» **Short exercise**
Restate, word for word, every line of the data.
* * * * *
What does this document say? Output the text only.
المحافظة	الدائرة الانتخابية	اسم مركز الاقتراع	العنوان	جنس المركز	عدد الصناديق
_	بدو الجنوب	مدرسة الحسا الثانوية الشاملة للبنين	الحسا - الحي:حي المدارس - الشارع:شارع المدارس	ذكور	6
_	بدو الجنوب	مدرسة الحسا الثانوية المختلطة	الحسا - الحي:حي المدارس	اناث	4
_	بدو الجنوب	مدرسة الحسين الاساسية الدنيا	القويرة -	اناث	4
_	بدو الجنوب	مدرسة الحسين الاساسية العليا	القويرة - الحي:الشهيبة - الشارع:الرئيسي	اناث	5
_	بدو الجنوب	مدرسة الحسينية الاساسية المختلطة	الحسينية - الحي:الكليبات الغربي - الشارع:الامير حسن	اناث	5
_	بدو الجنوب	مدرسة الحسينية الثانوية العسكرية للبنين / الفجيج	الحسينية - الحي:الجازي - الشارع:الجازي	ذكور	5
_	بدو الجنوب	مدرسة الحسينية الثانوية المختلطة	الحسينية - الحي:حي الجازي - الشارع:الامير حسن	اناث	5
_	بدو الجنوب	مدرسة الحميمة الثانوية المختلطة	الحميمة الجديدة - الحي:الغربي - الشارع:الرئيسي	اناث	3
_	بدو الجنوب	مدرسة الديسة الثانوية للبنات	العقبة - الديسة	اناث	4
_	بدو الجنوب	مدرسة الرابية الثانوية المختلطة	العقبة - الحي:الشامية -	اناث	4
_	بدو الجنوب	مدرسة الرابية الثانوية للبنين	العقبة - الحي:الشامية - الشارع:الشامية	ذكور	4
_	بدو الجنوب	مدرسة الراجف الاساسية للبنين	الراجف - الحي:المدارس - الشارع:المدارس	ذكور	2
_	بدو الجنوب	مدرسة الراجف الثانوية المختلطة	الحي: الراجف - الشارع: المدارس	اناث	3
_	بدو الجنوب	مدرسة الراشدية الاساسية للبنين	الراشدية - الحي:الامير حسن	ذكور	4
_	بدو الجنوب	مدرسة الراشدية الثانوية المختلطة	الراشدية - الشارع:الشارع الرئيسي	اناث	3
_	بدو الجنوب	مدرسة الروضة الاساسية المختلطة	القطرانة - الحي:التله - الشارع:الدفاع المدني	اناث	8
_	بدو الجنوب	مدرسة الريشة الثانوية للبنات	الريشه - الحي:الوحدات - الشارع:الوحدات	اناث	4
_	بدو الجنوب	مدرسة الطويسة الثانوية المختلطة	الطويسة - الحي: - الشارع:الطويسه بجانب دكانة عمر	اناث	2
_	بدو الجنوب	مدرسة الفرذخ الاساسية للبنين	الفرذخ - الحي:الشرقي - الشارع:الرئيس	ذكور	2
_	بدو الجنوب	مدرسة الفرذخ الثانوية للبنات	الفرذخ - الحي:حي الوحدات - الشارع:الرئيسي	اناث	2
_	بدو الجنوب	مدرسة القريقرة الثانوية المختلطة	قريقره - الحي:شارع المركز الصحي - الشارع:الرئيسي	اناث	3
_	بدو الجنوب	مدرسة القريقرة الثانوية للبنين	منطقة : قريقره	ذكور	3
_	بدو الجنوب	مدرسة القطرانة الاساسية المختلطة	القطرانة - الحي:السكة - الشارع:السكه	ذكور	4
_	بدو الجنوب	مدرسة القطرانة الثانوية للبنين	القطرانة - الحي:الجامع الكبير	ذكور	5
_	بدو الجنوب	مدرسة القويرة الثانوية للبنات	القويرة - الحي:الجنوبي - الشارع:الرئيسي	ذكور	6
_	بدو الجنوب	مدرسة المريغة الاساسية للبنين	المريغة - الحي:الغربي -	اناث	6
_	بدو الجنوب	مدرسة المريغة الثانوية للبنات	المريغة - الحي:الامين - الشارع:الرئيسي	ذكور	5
* * * * *
» **Expected output**
What does this document say? Output the text only.
المحافظة	الدائرة الانتخابية	اسم مركز الاقتراع	العنوان	جنس المركز	عدد الصناديق
_	بدو الجنوب	مدرسة الحسا الثانوية الشاملة للبنين	الحسا - الحي:حي المدارس - الشارع:شارع المدارس	ذكور	6
_	بدو الجنوب	مدرسة الحسا الثانوية المختلطة	الحسا - الحي:حي المدارس	اناث	4
_	بدو الجنوب	مدرسة الحسين الاساسية الدنيا	القويرة -	اناث	4
_	بدو الجنوب	مدرسة الحسين الاساسية العليا	القويرة - الحي:الشهيبة - الشارع:الرئيسي	اناث	5
_	بدو الجنوب	مدرسة الحسينية الاساسية المختلطة	الحسينية - الحي:الكليبات الغربي - الشارع:الامير حسن	اناث	5
_	بدو الجنوب	مدرسة الحسينية الثانوية العسكرية للبنين / الفجيج	الحسينية - الحي:الجازي - الشارع:الجازي	ذكور	5
_	بدو الجنوب	مدرسة الحسينية الثانوية المختلطة	الحسينية - الحي:حي الجازي - الشارع:الامير حسن	اناث	5
_	بدو الجنوب	مدرسة الحميمة الثانوية المختلطة	الحميمة الجديدة - الحي:الغربي - الشارع:الرئيسي	اناث	3
_	بدو الجنوب	مدرسة الديسة الثانوية للبنات	العقبة - الديسة	اناث	4
_	بدو الجنوب	مدرسة الرابية الثانوية المختلطة	العقبة - الحي:الشامية -	اناث	4
_	بدو الجنوب	مدرسة الرابية الثانوية للبنين	العقبة - الحي:الشامية - الشارع:الشامية	ذكور	4
_	بدو الجنوب	مدرسة الراجف الاساسية للبنين	الراجف - الحي:المدارس - الشارع:المدارس	ذكور	2
_	بدو الجنوب	مدرسة الراجف الثانوية المختلطة	الحي: الراجف - الشارع: المدارس	اناث	3
_	بدو الجنوب	مدرسة الراشدية الاساسية للبنين	الراشدية - الحي:الامير حسن	ذكور	4
_	بدو الجنوب	مدرسة الراشدية الثانوية المختلطة	الراشدية - الشارع:الشارع الرئيسي	اناث	3
_	بدو الجنوب	مدرسة الروضة الاساسية المختلطة	القطرانة - الحي:التله - الشارع:الدفاع المدني	اناث	8
_	بدو الجنوب	مدرسة الريشة الثانوية للبنات	الريشه - الحي:الوحدات - الشارع:الوحدات	اناث	4
_	بدو الجنوب	مدرسة الطويسة الثانوية المختلطة	الطويسة - الحي: - الشارع:الطويسه بجانب دكانة عمر	اناث	2
_	بدو الجنوب	مدرسة الفرذخ الاساسية للبنين	الفرذخ - الحي:الشرقي - الشارع:الرئيس	ذكور	2
_	بدو الجنوب	مدرسة الفرذخ الثانوية للبنات	الفرذخ - الحي:حي الوحدات - الشارع:الرئيسي	اناث	2
_	بدو الجنوب	مدرسة القريقرة الثانوية المختلطة	قريقره - الحي:شارع المركز الصحي - الشارع:الرئيسي	اناث	3
_	بدو الجنوب	مدرسة القريقرة الثانوية للبنين	منطقة : قريقره	ذكور	3
_	بدو الجنوب	مدرسة القطرانة الاساسية المختلطة	القطرانة - الحي:السكة - الشارع:السكه	ذكور	4
_	بدو الجنوب	مدرسة القطرانة الثانوية للبنين	القطرانة - الحي:الجامع الكبير	ذكور	5
_	بدو الجنوب	مدرسة القويرة الثانوية للبنات	القويرة - الحي:الجنوبي - الشارع:الرئيسي	ذكور	6
_	بدو الجنوب	مدرسة المريغة الاساسية للبنين	المريغة - الحي:الغربي -	اناث	6
_	بدو الجنوب	مدرسة المريغة الثانوية للبنات	المريغة - الحي:الامين - الشارع:الرئيسي	ذكور	5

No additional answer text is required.